* **PROBLEM STATEMENT**: Read the records below and copy each line that contains "более".

- - - - -

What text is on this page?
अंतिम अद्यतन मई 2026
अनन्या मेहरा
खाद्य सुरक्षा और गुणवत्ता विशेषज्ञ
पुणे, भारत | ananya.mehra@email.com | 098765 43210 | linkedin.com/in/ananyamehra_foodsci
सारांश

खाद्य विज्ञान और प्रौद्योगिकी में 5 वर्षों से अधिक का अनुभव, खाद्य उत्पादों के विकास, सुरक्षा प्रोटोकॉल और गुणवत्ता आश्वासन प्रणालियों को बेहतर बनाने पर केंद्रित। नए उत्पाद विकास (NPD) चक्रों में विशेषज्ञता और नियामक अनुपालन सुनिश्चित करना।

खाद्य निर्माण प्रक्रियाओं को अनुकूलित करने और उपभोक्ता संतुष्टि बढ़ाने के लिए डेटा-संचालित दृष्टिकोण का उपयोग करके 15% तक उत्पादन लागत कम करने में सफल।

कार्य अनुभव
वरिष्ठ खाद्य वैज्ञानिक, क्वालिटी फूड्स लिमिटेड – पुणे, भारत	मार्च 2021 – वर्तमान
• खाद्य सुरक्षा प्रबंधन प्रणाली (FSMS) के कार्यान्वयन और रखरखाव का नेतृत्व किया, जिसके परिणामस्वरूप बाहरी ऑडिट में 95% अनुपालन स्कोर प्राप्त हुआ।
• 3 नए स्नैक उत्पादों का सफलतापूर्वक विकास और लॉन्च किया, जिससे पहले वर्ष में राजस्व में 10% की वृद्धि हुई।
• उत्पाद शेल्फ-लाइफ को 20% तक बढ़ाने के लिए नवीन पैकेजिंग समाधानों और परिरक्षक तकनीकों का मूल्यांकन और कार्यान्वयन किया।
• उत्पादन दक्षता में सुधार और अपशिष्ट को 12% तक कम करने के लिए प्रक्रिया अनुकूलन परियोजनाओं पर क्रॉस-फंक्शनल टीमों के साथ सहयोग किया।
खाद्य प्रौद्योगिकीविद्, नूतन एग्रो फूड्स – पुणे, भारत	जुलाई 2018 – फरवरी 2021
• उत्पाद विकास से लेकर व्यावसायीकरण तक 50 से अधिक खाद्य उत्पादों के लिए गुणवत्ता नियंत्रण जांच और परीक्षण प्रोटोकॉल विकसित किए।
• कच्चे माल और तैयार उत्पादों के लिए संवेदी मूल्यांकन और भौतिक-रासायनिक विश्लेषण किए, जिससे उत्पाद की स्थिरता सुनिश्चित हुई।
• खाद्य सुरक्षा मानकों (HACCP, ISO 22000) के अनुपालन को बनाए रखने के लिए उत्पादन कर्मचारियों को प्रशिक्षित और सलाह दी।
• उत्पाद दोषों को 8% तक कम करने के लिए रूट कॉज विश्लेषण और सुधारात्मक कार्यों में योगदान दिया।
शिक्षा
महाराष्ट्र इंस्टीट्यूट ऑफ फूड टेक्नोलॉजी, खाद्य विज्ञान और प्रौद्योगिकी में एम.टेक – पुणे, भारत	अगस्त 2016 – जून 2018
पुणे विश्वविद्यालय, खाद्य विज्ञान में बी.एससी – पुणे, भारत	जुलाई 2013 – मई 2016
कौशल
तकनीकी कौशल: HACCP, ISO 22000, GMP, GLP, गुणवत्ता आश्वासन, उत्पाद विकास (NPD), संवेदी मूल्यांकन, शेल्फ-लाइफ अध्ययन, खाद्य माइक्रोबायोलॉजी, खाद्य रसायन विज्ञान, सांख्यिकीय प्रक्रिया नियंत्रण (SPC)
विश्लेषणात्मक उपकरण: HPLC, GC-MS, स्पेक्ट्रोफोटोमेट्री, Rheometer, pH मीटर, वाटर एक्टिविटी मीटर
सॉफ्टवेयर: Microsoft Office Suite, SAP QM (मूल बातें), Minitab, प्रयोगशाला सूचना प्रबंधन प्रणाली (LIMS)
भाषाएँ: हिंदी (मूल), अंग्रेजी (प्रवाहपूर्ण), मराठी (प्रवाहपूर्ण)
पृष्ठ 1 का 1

- - - - -

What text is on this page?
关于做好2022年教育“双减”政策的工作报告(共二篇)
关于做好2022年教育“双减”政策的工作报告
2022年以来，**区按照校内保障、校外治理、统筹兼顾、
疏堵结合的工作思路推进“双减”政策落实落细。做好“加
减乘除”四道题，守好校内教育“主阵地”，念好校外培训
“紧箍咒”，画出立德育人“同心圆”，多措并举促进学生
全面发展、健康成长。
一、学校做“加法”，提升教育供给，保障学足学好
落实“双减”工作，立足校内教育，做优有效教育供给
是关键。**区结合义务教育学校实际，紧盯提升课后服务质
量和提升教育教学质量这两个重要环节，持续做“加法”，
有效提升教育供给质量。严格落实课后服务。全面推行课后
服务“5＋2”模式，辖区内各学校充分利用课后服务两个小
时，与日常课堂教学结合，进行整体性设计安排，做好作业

- - - - -

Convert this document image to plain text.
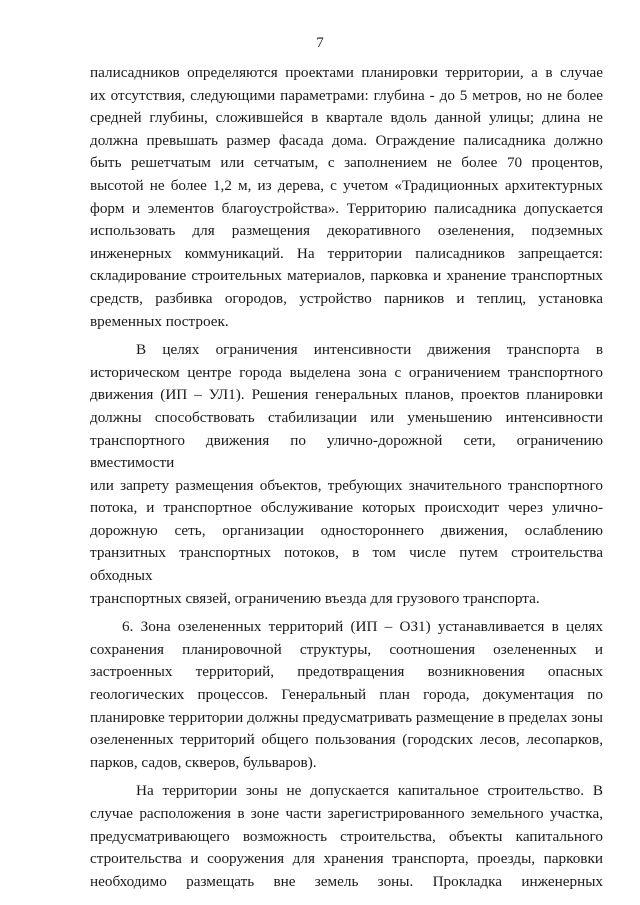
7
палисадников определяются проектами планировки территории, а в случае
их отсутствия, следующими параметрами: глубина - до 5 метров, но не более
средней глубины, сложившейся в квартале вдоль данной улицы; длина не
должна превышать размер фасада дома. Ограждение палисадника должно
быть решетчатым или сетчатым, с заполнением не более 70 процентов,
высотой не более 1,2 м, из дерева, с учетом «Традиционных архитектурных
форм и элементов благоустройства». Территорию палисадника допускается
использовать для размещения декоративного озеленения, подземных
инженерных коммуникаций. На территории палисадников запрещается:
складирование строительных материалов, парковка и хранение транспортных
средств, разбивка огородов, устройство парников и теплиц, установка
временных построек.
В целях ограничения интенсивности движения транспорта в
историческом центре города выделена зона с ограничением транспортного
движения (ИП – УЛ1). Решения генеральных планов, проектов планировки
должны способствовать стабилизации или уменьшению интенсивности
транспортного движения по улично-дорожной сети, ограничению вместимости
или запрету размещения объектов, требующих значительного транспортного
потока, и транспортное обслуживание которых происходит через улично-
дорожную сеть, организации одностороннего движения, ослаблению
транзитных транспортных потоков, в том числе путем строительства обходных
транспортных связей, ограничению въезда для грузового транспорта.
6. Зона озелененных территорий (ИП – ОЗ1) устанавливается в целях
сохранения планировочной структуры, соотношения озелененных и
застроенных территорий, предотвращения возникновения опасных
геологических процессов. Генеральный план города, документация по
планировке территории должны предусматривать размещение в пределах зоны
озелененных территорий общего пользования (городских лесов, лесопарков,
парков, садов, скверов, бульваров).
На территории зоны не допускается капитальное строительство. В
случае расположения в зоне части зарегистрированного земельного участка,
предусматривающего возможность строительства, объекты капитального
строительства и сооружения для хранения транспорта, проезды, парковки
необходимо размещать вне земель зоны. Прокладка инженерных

- - - - -

* **RESULT FOR THIS EXERCISE**:
их отсутствия, следующими параметрами: глубина - до 5 метров, но не более
быть решетчатым или сетчатым, с заполнением не более 70 процентов,
высотой не более 1,2 м, из дерева, с учетом «Традиционных архитектурных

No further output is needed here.